● GOAL OF THE EXERCISE: Reproduce the listing exactly, with no pictures in your copy.

(Stored items from a collection)
— START —

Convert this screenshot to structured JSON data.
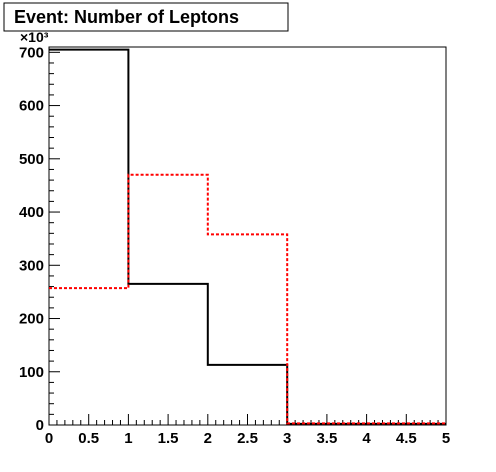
{
  "chart_data": {
    "type": "histogram",
    "title": "Event: Number of Leptons",
    "xlabel": "",
    "ylabel": "",
    "y_scale_label": "×10³",
    "xlim": [
      0,
      5
    ],
    "ylim": [
      0,
      710000
    ],
    "x_tick_labels": [
      "0",
      "0.5",
      "1",
      "1.5",
      "2",
      "2.5",
      "3",
      "3.5",
      "4",
      "4.5",
      "5"
    ],
    "y_tick_labels": [
      "0",
      "100",
      "200",
      "300",
      "400",
      "500",
      "600",
      "700"
    ],
    "bin_edges": [
      0,
      1,
      2,
      3,
      4,
      5
    ],
    "series": [
      {
        "style": "solid",
        "color": "#000000",
        "values": [
          705000,
          265000,
          113000,
          2000,
          2000
        ]
      },
      {
        "style": "dotted",
        "color": "#ff0000",
        "values": [
          257000,
          470000,
          358000,
          3000,
          3000
        ]
      }
    ],
    "grid": false
  }
}
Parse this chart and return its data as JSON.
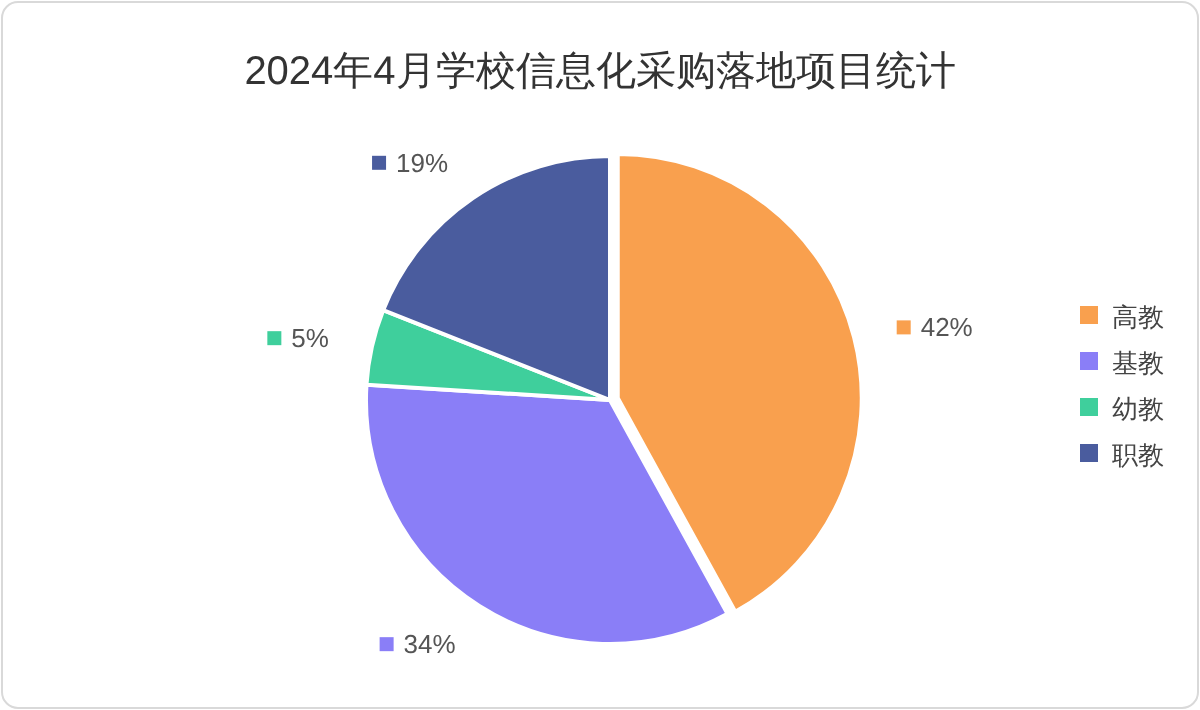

— END —

● EXERCISE RESPONSE:
Convert this screenshot to structured JSON data.
{
  "chart_data": {
    "type": "histogram",
    "title": "Event: Number of Leptons",
    "xlabel": "",
    "ylabel": "",
    "y_scale_label": "×10³",
    "xlim": [
      0,
      5
    ],
    "ylim": [
      0,
      710000
    ],
    "x_tick_labels": [
      "0",
      "0.5",
      "1",
      "1.5",
      "2",
      "2.5",
      "3",
      "3.5",
      "4",
      "4.5",
      "5"
    ],
    "y_tick_labels": [
      "0",
      "100",
      "200",
      "300",
      "400",
      "500",
      "600",
      "700"
    ],
    "bin_edges": [
      0,
      1,
      2,
      3,
      4,
      5
    ],
    "series": [
      {
        "style": "solid",
        "color": "#000000",
        "values": [
          705000,
          265000,
          113000,
          2000,
          2000
        ]
      },
      {
        "style": "dotted",
        "color": "#ff0000",
        "values": [
          257000,
          470000,
          358000,
          3000,
          3000
        ]
      }
    ],
    "grid": false
  }
}
Parse this chart and return its data as JSON.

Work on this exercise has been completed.